### YOUR GOAL
Print the entries that appear below, exactly as written and without their pictures.

### DATA FOR THIS TASK
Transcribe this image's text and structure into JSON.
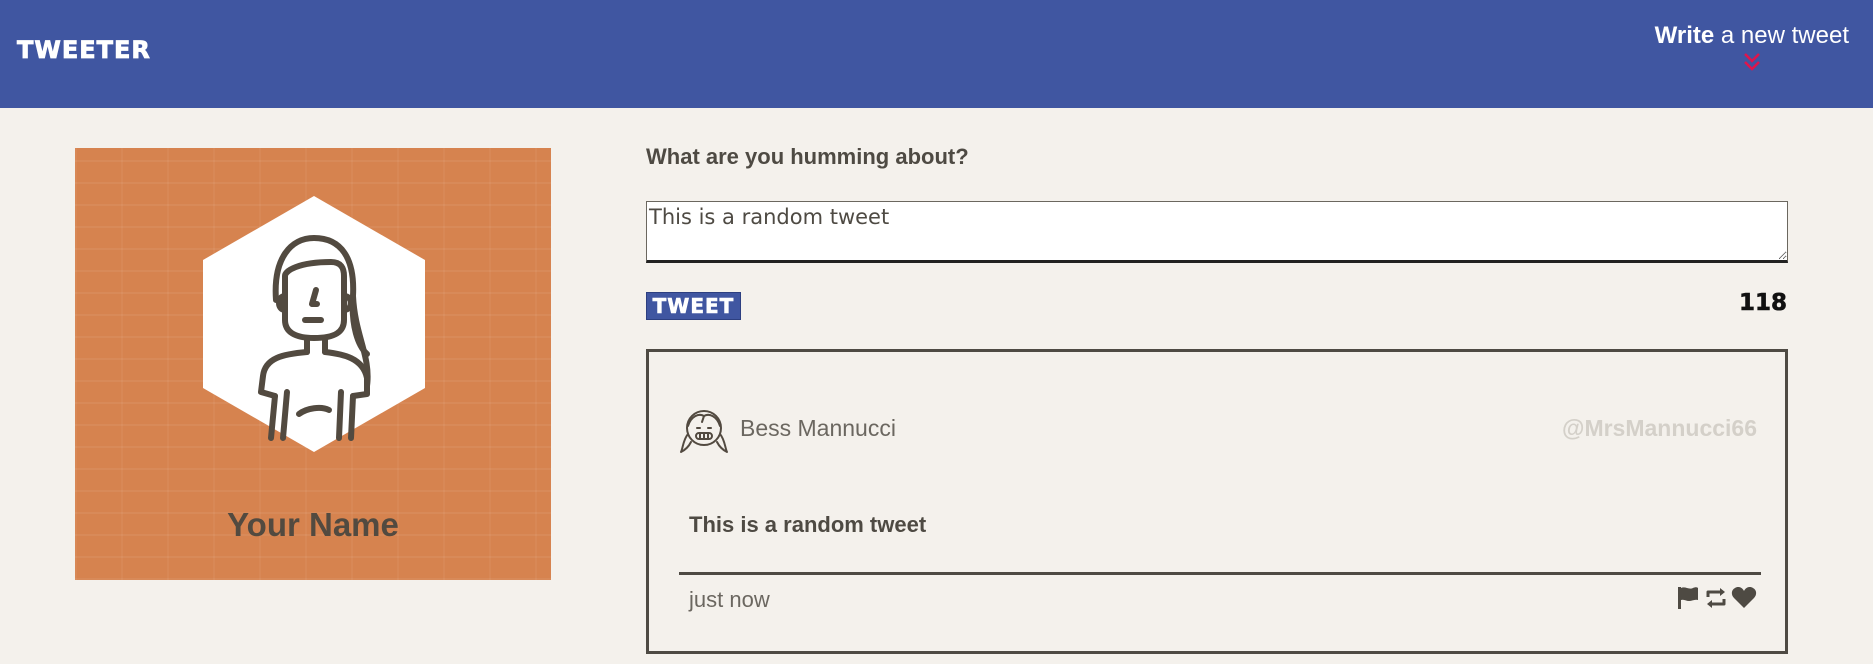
{
  "nav": {
    "brand": "TWEETER",
    "write_bold": "Write",
    "write_rest": " a new tweet",
    "chevron_icon": "double-chevron-down-icon",
    "chevron_color": "#e0144c",
    "background": "#4056a1"
  },
  "profile": {
    "name": "Your Name",
    "avatar_icon": "girl-avatar-icon",
    "card_color": "#d6834f"
  },
  "compose": {
    "label": "What are you humming about?",
    "input_value": "This is a random tweet",
    "tweet_button": "TWEET",
    "counter": "118"
  },
  "tweets": [
    {
      "avatar_icon": "smiling-girl-avatar-icon",
      "author": "Bess Mannucci",
      "handle": "@MrsMannucci66",
      "content": "This is a random tweet",
      "time": "just now",
      "actions": [
        "flag-icon",
        "retweet-icon",
        "heart-icon"
      ]
    }
  ]
}
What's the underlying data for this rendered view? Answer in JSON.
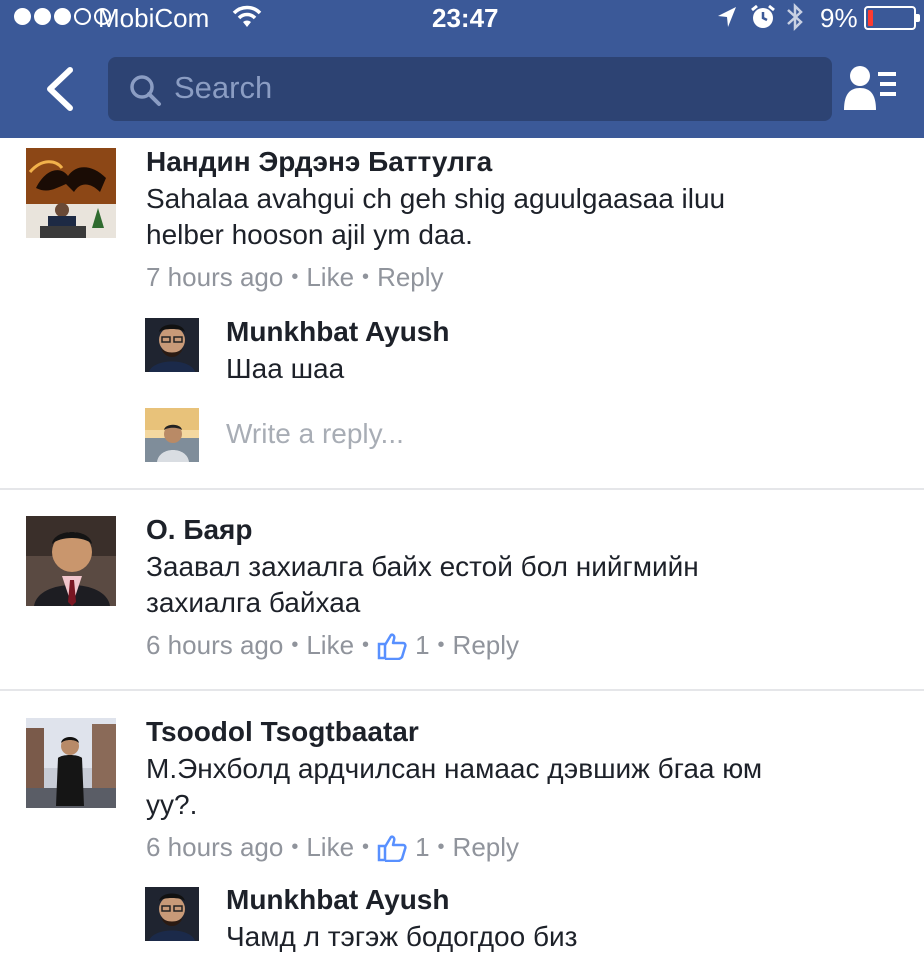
{
  "status_bar": {
    "carrier": "MobiCom",
    "time": "23:47",
    "battery_percent": "9%",
    "battery_level": 0.09,
    "signal_bars": 3,
    "signal_total": 5,
    "icons": [
      "wifi-icon",
      "location-arrow-icon",
      "alarm-icon",
      "bluetooth-icon",
      "battery-icon"
    ]
  },
  "nav": {
    "search_placeholder": "Search",
    "icons": [
      "back-chevron-icon",
      "search-icon",
      "friends-list-icon"
    ],
    "accent_color": "#3b5998"
  },
  "comments": [
    {
      "author": "Нандин Эрдэнэ Баттулга",
      "text_lines": [
        "Sahalaa avahgui ch geh shig aguulgaasaa iluu",
        "helber hooson ajil ym daa."
      ],
      "time": "7 hours ago",
      "like_label": "Like",
      "reply_label": "Reply",
      "like_count": null,
      "replies": [
        {
          "author": "Munkhbat Ayush",
          "text": "Шаа шаа"
        }
      ],
      "reply_placeholder": "Write a reply..."
    },
    {
      "author": "О. Баяр",
      "text_lines": [
        "Заавал захиалга байх естой бол нийгмийн",
        "захиалга байхаа"
      ],
      "time": "6 hours ago",
      "like_label": "Like",
      "reply_label": "Reply",
      "like_count": "1",
      "replies": []
    },
    {
      "author": "Tsoodol Tsogtbaatar",
      "text_lines": [
        "М.Энхболд ардчилсан намаас дэвшиж бгаа юм",
        "уу?."
      ],
      "time": "6 hours ago",
      "like_label": "Like",
      "reply_label": "Reply",
      "like_count": "1",
      "replies": [
        {
          "author": "Munkhbat Ayush",
          "text": "Чамд л тэгэж бодогдоо биз"
        }
      ]
    }
  ]
}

### PROBLEM SOLUTION
Transcribe this image's text and structure into JSON.
{
  "nav": {
    "brand": "TWEETER",
    "write_bold": "Write",
    "write_rest": " a new tweet",
    "chevron_icon": "double-chevron-down-icon",
    "chevron_color": "#e0144c",
    "background": "#4056a1"
  },
  "profile": {
    "name": "Your Name",
    "avatar_icon": "girl-avatar-icon",
    "card_color": "#d6834f"
  },
  "compose": {
    "label": "What are you humming about?",
    "input_value": "This is a random tweet",
    "tweet_button": "TWEET",
    "counter": "118"
  },
  "tweets": [
    {
      "avatar_icon": "smiling-girl-avatar-icon",
      "author": "Bess Mannucci",
      "handle": "@MrsMannucci66",
      "content": "This is a random tweet",
      "time": "just now",
      "actions": [
        "flag-icon",
        "retweet-icon",
        "heart-icon"
      ]
    }
  ]
}
What's the underlying data for this rendered view? Answer in JSON.
{
  "status_bar": {
    "carrier": "MobiCom",
    "time": "23:47",
    "battery_percent": "9%",
    "battery_level": 0.09,
    "signal_bars": 3,
    "signal_total": 5,
    "icons": [
      "wifi-icon",
      "location-arrow-icon",
      "alarm-icon",
      "bluetooth-icon",
      "battery-icon"
    ]
  },
  "nav": {
    "search_placeholder": "Search",
    "icons": [
      "back-chevron-icon",
      "search-icon",
      "friends-list-icon"
    ],
    "accent_color": "#3b5998"
  },
  "comments": [
    {
      "author": "Нандин Эрдэнэ Баттулга",
      "text_lines": [
        "Sahalaa avahgui ch geh shig aguulgaasaa iluu",
        "helber hooson ajil ym daa."
      ],
      "time": "7 hours ago",
      "like_label": "Like",
      "reply_label": "Reply",
      "like_count": null,
      "replies": [
        {
          "author": "Munkhbat Ayush",
          "text": "Шаа шаа"
        }
      ],
      "reply_placeholder": "Write a reply..."
    },
    {
      "author": "О. Баяр",
      "text_lines": [
        "Заавал захиалга байх естой бол нийгмийн",
        "захиалга байхаа"
      ],
      "time": "6 hours ago",
      "like_label": "Like",
      "reply_label": "Reply",
      "like_count": "1",
      "replies": []
    },
    {
      "author": "Tsoodol Tsogtbaatar",
      "text_lines": [
        "М.Энхболд ардчилсан намаас дэвшиж бгаа юм",
        "уу?."
      ],
      "time": "6 hours ago",
      "like_label": "Like",
      "reply_label": "Reply",
      "like_count": "1",
      "replies": [
        {
          "author": "Munkhbat Ayush",
          "text": "Чамд л тэгэж бодогдоо биз"
        }
      ]
    }
  ]
}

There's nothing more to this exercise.